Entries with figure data
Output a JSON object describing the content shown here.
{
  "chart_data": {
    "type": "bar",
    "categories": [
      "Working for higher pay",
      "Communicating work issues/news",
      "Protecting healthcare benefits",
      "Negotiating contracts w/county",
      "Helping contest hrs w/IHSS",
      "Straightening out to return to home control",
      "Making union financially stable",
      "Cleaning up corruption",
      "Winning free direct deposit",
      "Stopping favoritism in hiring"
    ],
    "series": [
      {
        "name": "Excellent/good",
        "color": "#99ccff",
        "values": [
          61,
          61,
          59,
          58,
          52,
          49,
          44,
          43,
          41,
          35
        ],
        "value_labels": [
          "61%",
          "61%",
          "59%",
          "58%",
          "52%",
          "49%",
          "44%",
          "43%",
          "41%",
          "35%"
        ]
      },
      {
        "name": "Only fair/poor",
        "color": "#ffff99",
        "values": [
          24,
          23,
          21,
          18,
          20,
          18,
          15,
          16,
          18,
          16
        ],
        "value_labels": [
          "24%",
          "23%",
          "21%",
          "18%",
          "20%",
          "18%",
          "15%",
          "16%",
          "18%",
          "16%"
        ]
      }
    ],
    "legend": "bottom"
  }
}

> _SHORT PROBLEM_
Give the entries again in full, exactly as they are written.

> _RESULT_
Output a JSON object describing the content shown here.
{
  "chart_data": {
    "type": "bar",
    "categories": [
      "Working for higher pay",
      "Communicating work issues/news",
      "Protecting healthcare benefits",
      "Negotiating contracts w/county",
      "Helping contest hrs w/IHSS",
      "Straightening out to return to home control",
      "Making union financially stable",
      "Cleaning up corruption",
      "Winning free direct deposit",
      "Stopping favoritism in hiring"
    ],
    "series": [
      {
        "name": "Excellent/good",
        "color": "#99ccff",
        "values": [
          61,
          61,
          59,
          58,
          52,
          49,
          44,
          43,
          41,
          35
        ],
        "value_labels": [
          "61%",
          "61%",
          "59%",
          "58%",
          "52%",
          "49%",
          "44%",
          "43%",
          "41%",
          "35%"
        ]
      },
      {
        "name": "Only fair/poor",
        "color": "#ffff99",
        "values": [
          24,
          23,
          21,
          18,
          20,
          18,
          15,
          16,
          18,
          16
        ],
        "value_labels": [
          "24%",
          "23%",
          "21%",
          "18%",
          "20%",
          "18%",
          "15%",
          "16%",
          "18%",
          "16%"
        ]
      }
    ],
    "legend": "bottom"
  }
}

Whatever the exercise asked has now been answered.